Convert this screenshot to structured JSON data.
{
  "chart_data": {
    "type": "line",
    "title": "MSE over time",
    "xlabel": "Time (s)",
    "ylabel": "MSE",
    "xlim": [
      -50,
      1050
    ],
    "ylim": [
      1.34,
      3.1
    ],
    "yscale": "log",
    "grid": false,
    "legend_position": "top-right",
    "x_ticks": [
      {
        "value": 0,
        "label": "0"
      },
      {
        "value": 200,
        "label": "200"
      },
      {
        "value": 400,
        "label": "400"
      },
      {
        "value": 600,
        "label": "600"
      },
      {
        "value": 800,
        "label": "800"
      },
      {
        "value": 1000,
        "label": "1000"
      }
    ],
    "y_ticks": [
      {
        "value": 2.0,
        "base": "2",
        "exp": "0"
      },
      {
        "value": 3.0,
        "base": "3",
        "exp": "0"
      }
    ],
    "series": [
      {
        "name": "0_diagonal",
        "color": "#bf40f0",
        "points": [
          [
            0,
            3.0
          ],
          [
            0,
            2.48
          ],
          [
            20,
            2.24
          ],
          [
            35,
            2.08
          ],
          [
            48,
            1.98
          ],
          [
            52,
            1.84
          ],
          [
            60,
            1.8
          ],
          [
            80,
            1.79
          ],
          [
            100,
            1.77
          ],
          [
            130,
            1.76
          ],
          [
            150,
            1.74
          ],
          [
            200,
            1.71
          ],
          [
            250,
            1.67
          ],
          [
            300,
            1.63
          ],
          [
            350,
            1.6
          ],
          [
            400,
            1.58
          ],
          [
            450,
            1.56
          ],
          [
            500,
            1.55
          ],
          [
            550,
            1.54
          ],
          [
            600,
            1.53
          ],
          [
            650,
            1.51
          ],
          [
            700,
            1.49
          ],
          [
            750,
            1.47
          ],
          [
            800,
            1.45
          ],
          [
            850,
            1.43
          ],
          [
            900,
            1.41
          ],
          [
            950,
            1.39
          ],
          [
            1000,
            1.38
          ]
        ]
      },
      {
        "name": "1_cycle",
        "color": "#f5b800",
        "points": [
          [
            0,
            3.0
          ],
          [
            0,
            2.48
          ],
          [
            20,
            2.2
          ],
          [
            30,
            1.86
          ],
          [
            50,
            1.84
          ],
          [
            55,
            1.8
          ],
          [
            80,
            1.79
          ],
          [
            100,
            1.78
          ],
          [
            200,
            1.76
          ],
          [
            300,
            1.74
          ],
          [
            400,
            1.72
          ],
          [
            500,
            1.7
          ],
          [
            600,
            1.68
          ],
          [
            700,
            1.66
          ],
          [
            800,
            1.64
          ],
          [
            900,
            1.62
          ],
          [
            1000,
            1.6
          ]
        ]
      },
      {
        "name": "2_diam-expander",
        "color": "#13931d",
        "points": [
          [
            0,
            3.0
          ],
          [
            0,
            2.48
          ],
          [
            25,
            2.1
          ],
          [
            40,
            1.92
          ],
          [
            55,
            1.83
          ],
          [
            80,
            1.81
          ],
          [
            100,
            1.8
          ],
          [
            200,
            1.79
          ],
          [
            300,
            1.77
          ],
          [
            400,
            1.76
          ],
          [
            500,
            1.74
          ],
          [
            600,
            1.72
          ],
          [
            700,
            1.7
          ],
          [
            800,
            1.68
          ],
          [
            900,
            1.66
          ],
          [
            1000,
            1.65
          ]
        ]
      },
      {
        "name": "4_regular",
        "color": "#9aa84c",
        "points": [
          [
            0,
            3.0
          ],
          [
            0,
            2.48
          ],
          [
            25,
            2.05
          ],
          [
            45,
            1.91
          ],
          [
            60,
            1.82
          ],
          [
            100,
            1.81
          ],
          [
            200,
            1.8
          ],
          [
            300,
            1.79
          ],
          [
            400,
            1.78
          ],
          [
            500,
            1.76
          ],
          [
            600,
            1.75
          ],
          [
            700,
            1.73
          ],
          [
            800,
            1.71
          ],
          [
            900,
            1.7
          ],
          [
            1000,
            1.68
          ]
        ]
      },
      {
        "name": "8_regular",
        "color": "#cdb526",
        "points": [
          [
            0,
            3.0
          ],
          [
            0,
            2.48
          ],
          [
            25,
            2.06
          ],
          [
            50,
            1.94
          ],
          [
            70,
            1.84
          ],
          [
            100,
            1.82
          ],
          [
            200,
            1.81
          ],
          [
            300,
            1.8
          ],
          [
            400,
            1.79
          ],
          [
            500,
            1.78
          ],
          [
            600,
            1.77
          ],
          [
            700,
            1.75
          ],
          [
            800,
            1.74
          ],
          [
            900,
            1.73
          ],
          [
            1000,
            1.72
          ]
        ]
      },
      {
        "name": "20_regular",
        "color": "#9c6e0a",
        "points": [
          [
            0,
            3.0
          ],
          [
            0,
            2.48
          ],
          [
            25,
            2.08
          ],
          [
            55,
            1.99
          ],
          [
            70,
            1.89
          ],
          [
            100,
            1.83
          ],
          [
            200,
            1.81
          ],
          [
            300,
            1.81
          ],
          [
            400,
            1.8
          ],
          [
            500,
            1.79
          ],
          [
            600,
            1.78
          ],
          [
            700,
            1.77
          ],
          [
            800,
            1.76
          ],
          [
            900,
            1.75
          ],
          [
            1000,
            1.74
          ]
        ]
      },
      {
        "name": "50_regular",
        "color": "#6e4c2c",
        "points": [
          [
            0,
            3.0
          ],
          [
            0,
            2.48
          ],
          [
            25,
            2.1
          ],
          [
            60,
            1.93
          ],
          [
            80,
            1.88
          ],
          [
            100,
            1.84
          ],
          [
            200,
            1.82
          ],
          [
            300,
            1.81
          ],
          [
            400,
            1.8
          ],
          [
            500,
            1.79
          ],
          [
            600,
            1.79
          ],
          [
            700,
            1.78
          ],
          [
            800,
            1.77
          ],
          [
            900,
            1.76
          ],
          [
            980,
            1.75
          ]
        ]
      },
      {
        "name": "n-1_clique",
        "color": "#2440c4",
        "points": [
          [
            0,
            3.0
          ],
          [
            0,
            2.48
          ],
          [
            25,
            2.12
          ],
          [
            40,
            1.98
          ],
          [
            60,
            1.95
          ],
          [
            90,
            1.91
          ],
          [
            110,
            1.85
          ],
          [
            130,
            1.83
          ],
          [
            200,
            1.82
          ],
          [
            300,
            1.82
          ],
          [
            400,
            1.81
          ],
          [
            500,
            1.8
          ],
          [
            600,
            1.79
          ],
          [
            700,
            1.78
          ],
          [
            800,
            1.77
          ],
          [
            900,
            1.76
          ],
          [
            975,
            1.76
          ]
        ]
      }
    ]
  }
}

**Exercise directions**
Show every line above in which the word "color" occurs.

**Answer below**
        "color": "#bf40f0",
        "color": "#f5b800",
        "color": "#13931d",
        "color": "#9aa84c",
        "color": "#cdb526",
        "color": "#9c6e0a",
        "color": "#6e4c2c",
        "color": "#2440c4",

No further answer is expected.